- **Task to carry out**: A single number is the answer here: how many lines of the entries contain "JSON"?

..........

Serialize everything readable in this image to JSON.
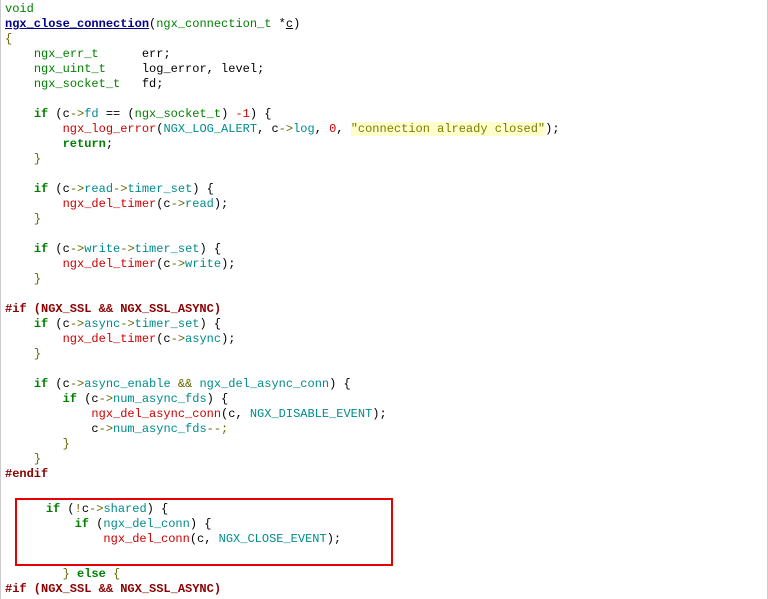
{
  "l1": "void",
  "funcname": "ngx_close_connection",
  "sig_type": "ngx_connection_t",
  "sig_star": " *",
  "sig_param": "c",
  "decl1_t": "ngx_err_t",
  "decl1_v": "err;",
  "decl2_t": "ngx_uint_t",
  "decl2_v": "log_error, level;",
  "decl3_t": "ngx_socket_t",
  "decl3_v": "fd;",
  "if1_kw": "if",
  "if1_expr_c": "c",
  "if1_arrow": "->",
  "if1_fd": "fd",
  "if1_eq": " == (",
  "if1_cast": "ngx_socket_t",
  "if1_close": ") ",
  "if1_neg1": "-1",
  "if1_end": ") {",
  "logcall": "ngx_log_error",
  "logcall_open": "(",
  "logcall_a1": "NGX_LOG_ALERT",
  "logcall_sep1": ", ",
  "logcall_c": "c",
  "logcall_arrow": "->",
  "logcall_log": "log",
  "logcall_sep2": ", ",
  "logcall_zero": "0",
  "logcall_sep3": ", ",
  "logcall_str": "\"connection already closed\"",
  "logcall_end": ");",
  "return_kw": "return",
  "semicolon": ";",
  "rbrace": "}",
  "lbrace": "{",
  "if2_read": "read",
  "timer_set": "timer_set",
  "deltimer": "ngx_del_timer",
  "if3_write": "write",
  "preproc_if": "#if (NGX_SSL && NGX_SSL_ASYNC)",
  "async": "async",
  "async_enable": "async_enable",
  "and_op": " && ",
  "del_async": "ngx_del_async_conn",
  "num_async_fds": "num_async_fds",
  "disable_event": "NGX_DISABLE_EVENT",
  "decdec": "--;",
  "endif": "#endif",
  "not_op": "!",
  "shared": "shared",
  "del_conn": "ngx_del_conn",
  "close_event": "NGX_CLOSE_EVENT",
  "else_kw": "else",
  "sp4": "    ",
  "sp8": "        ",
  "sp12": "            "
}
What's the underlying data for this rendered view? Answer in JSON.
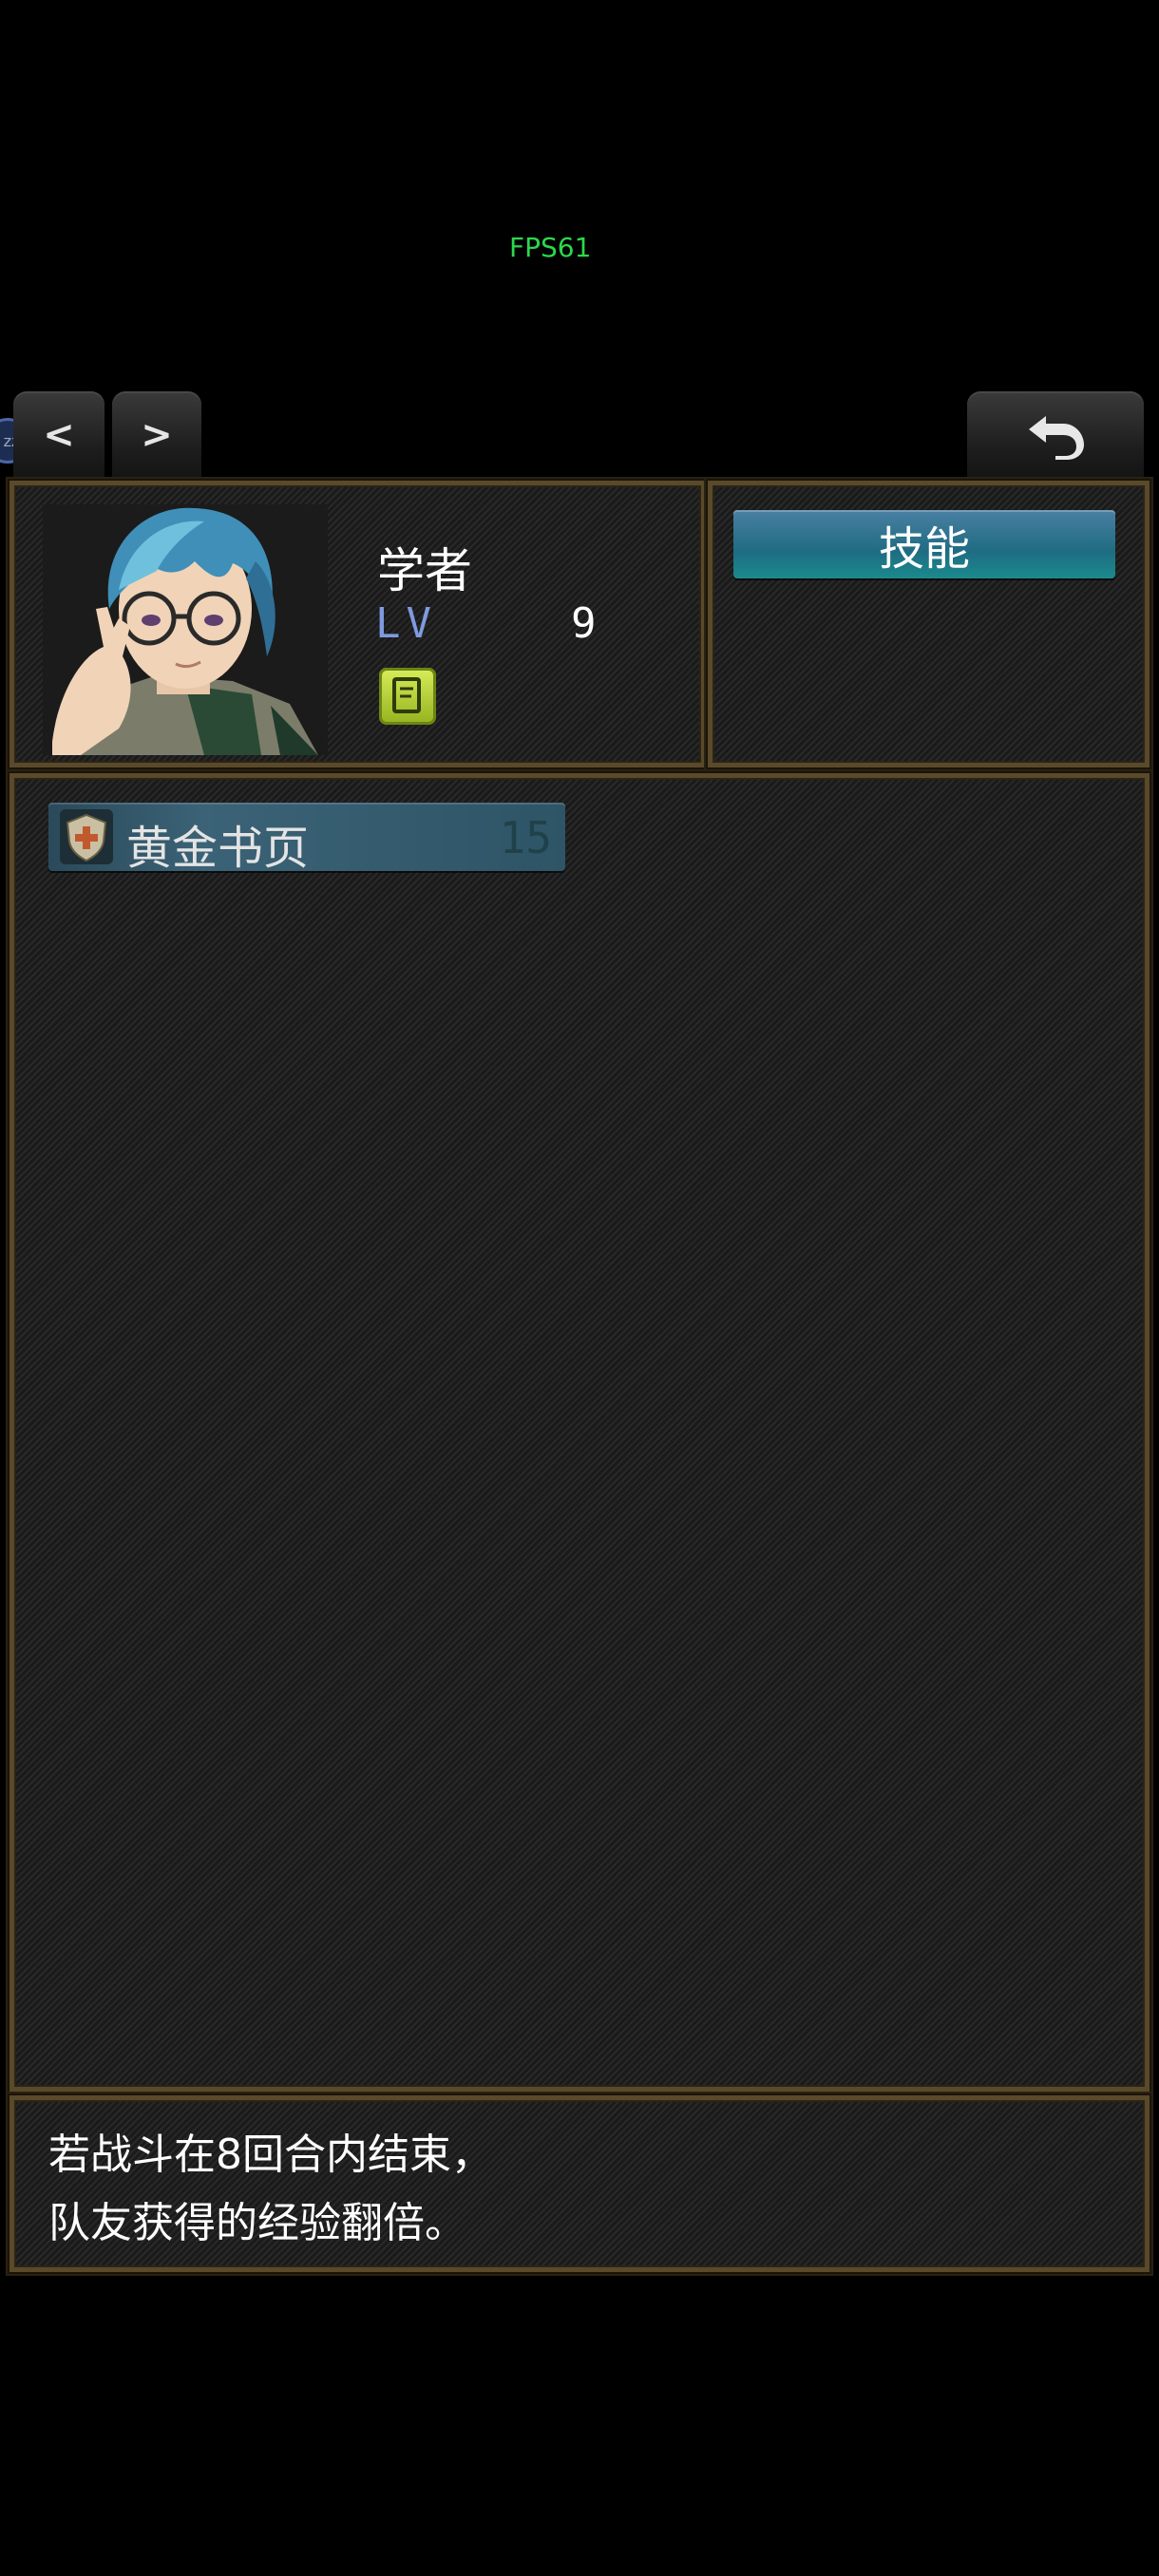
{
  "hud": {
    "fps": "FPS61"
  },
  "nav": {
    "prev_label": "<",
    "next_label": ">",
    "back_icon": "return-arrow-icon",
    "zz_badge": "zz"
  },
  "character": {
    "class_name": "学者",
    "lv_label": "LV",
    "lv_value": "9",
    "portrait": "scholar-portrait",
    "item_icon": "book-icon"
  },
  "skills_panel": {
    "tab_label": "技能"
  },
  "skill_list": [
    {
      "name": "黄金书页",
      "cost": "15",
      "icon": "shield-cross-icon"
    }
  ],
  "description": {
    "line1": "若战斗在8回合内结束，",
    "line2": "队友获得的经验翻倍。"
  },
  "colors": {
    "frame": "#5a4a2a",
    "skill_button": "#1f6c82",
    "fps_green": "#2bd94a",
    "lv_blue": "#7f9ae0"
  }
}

..........

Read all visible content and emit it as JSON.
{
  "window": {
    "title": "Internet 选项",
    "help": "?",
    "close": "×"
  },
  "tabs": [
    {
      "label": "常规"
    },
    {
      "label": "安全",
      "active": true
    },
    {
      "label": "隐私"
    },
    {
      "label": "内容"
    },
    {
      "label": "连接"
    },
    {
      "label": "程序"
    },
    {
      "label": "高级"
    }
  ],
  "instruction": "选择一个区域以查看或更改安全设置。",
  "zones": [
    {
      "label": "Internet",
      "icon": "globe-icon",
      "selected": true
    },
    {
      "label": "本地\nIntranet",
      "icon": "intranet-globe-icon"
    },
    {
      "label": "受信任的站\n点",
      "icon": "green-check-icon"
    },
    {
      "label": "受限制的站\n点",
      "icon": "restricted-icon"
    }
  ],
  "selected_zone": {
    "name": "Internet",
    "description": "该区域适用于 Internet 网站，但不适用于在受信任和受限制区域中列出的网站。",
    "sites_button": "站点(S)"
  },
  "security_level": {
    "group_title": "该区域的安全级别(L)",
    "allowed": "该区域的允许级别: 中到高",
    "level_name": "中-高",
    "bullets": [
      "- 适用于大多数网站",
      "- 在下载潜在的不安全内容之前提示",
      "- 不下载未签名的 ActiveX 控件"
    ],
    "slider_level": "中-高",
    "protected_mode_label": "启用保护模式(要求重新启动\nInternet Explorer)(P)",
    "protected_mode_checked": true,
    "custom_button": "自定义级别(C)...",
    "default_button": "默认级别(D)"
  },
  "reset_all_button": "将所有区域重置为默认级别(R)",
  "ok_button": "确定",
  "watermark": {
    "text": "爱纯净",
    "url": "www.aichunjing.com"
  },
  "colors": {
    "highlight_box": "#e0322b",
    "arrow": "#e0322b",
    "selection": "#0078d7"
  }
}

..........

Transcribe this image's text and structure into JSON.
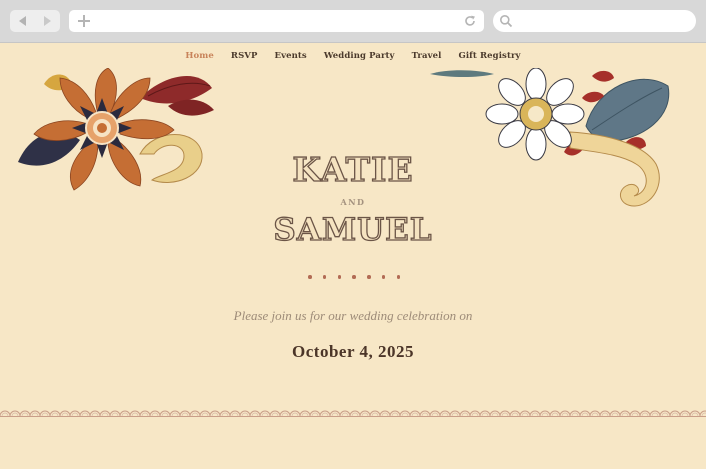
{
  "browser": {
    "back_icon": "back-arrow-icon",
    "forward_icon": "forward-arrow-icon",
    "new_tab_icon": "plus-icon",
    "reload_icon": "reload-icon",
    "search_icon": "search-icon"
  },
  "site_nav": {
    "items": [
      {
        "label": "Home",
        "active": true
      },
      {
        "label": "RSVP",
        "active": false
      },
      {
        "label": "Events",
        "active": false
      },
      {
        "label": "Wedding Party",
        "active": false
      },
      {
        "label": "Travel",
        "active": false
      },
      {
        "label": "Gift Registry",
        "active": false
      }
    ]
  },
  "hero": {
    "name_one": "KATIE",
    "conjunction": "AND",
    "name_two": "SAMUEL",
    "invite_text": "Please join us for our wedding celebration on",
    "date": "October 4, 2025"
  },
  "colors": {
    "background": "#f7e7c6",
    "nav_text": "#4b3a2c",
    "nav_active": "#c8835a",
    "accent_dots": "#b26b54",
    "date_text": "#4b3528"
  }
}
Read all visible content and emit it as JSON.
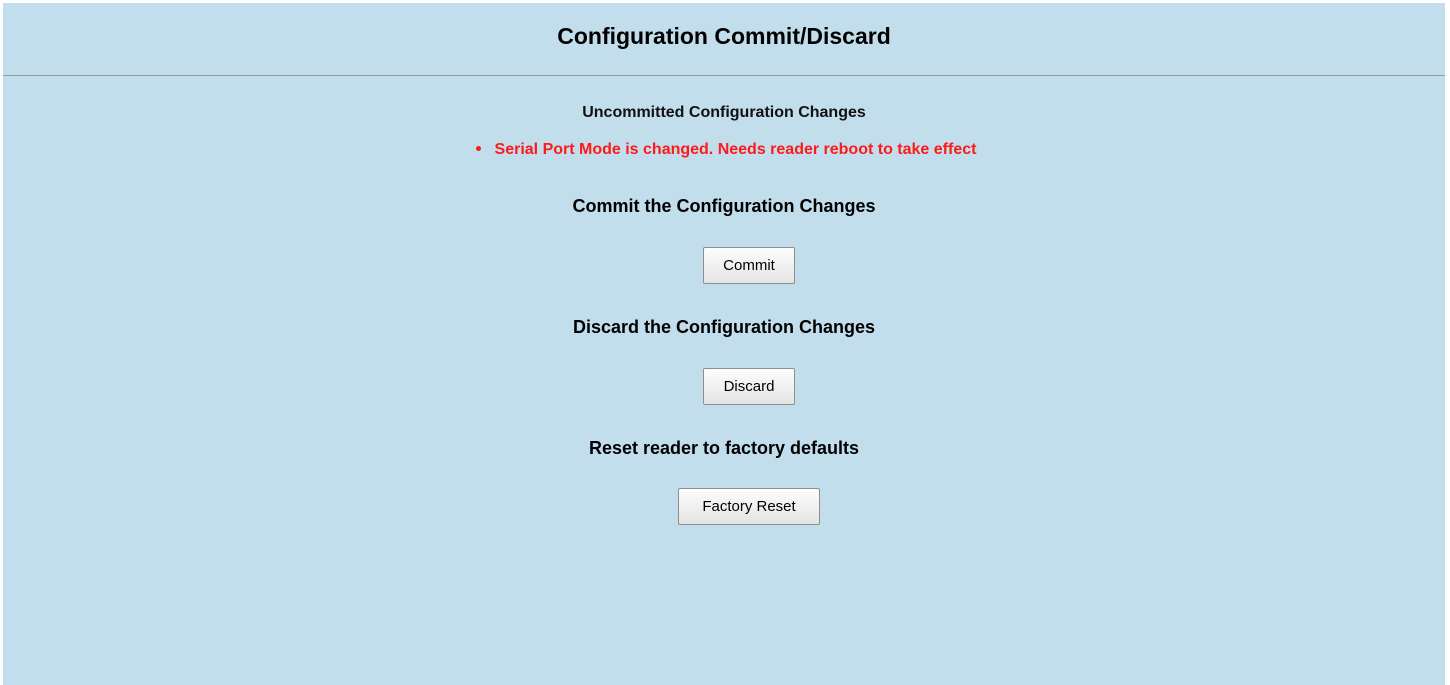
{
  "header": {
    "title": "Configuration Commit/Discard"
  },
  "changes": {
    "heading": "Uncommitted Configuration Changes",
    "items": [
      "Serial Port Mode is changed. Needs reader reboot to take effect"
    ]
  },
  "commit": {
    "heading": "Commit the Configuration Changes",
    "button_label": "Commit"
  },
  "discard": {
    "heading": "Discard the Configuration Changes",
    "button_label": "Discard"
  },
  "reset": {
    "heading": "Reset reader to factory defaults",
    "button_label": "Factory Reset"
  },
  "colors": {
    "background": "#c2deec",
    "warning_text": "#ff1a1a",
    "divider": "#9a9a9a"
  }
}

..........

- **Response to this exercise**: 5